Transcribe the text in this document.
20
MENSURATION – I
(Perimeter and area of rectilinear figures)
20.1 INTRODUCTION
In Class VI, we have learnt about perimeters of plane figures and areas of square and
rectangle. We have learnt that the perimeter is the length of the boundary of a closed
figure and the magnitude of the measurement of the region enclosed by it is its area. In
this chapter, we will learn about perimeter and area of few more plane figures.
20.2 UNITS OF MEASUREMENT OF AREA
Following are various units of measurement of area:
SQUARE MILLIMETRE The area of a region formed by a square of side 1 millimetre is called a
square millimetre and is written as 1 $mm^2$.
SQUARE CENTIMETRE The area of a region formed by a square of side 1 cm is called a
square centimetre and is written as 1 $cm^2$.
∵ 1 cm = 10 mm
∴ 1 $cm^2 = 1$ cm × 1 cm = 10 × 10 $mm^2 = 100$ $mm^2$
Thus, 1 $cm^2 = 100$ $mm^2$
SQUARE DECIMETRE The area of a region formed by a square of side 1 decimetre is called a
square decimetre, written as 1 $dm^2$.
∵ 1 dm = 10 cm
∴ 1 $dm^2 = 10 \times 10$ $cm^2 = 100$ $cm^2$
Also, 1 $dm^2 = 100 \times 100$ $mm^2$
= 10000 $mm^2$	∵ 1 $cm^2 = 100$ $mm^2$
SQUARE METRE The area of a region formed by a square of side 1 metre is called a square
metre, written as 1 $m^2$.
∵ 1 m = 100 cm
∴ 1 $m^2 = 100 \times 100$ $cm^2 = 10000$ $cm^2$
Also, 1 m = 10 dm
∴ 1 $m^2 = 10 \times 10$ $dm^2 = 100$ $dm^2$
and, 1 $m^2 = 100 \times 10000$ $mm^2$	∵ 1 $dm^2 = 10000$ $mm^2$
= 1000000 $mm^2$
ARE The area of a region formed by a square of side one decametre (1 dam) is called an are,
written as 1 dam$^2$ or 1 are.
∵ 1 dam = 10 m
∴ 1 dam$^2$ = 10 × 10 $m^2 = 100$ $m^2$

• [TO DO] Send back all of the entries exactly, with nothing missing.

• [RESULT]
Transcribe the text in this document.
20
MENSURATION – I
(Perimeter and area of rectilinear figures)
20.1 INTRODUCTION
In Class VI, we have learnt about perimeters of plane figures and areas of square and
rectangle. We have learnt that the perimeter is the length of the boundary of a closed
figure and the magnitude of the measurement of the region enclosed by it is its area. In
this chapter, we will learn about perimeter and area of few more plane figures.
20.2 UNITS OF MEASUREMENT OF AREA
Following are various units of measurement of area:
SQUARE MILLIMETRE The area of a region formed by a square of side 1 millimetre is called a
square millimetre and is written as 1 $mm^2$.
SQUARE CENTIMETRE The area of a region formed by a square of side 1 cm is called a
square centimetre and is written as 1 $cm^2$.
∵ 1 cm = 10 mm
∴ 1 $cm^2 = 1$ cm × 1 cm = 10 × 10 $mm^2 = 100$ $mm^2$
Thus, 1 $cm^2 = 100$ $mm^2$
SQUARE DECIMETRE The area of a region formed by a square of side 1 decimetre is called a
square decimetre, written as 1 $dm^2$.
∵ 1 dm = 10 cm
∴ 1 $dm^2 = 10 \times 10$ $cm^2 = 100$ $cm^2$
Also, 1 $dm^2 = 100 \times 100$ $mm^2$
= 10000 $mm^2$	∵ 1 $cm^2 = 100$ $mm^2$
SQUARE METRE The area of a region formed by a square of side 1 metre is called a square
metre, written as 1 $m^2$.
∵ 1 m = 100 cm
∴ 1 $m^2 = 100 \times 100$ $cm^2 = 10000$ $cm^2$
Also, 1 m = 10 dm
∴ 1 $m^2 = 10 \times 10$ $dm^2 = 100$ $dm^2$
and, 1 $m^2 = 100 \times 10000$ $mm^2$	∵ 1 $dm^2 = 10000$ $mm^2$
= 1000000 $mm^2$
ARE The area of a region formed by a square of side one decametre (1 dam) is called an are,
written as 1 dam$^2$ or 1 are.
∵ 1 dam = 10 m
∴ 1 dam$^2$ = 10 × 10 $m^2 = 100$ $m^2$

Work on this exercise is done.